> _Exercise_:
Locate each line with the string "Decade" in the listing below and copy it.

> _Information supplied_:
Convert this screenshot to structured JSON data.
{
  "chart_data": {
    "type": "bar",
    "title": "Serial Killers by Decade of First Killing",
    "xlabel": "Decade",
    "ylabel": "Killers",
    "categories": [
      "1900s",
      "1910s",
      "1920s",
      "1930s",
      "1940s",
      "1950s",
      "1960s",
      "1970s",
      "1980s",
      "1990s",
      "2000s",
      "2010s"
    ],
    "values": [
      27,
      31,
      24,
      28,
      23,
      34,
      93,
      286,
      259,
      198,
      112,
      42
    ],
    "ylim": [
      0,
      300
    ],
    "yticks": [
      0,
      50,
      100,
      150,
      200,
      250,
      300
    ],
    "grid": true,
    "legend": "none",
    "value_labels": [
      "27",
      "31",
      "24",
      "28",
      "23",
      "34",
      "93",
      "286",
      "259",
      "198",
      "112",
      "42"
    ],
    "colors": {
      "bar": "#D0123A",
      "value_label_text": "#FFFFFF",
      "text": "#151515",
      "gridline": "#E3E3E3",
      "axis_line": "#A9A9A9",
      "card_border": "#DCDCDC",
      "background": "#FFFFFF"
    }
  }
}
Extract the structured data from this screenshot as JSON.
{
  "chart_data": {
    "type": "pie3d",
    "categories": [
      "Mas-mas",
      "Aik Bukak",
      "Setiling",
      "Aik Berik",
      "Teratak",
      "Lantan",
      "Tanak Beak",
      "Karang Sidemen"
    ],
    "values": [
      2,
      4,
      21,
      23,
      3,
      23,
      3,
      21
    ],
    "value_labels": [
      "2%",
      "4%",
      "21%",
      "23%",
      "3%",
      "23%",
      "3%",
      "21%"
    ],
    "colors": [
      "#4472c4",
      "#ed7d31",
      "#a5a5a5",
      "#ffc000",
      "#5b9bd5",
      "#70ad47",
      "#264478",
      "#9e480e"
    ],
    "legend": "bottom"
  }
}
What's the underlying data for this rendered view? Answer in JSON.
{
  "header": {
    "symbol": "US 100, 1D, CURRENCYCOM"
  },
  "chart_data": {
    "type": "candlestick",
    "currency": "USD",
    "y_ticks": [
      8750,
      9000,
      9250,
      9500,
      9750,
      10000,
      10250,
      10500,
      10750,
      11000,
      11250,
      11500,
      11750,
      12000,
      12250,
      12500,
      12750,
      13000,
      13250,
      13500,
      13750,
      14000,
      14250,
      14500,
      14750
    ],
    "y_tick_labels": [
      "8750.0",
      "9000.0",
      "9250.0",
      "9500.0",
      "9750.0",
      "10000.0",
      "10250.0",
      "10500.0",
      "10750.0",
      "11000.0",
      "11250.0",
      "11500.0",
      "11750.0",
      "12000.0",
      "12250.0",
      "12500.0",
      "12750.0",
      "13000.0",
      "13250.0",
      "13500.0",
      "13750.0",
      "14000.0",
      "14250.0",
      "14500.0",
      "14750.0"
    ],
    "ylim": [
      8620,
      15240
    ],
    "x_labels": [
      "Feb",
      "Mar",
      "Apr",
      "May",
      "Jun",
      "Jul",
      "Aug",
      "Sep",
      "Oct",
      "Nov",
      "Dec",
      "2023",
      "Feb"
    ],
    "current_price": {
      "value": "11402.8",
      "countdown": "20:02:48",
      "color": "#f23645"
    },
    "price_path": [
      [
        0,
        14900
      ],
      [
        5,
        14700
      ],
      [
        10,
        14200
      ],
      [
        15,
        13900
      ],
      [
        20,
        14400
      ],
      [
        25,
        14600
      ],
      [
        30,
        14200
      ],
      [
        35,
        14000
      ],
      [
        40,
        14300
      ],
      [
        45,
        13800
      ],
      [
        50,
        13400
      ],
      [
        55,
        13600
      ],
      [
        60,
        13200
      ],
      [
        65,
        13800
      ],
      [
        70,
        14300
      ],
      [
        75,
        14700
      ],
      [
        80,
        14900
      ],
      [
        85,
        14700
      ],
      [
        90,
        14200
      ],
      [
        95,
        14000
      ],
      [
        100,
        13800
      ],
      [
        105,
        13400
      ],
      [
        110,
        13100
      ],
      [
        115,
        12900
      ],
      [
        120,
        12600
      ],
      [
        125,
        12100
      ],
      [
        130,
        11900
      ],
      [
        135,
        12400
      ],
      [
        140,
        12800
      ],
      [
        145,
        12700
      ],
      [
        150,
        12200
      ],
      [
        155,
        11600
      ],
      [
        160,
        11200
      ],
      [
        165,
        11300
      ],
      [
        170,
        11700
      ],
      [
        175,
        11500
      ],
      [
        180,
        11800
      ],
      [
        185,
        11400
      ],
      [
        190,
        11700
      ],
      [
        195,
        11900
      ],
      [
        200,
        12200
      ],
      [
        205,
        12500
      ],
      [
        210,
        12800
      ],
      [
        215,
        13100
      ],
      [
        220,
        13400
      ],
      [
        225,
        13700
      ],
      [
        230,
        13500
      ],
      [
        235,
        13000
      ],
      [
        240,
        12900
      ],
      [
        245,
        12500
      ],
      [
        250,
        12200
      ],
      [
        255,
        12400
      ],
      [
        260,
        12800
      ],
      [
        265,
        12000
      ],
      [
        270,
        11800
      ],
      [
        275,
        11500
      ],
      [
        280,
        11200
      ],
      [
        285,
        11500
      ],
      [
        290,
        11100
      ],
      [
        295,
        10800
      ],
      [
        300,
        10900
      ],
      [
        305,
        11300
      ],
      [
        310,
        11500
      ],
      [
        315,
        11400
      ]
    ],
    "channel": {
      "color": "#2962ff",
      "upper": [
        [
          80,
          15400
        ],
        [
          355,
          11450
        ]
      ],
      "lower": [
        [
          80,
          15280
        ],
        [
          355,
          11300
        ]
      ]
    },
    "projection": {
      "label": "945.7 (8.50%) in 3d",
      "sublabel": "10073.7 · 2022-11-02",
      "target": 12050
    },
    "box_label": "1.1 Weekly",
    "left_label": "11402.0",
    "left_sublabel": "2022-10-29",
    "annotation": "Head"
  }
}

> _Task solution_:
    "title": "Serial Killers by Decade of First Killing",
    "xlabel": "Decade",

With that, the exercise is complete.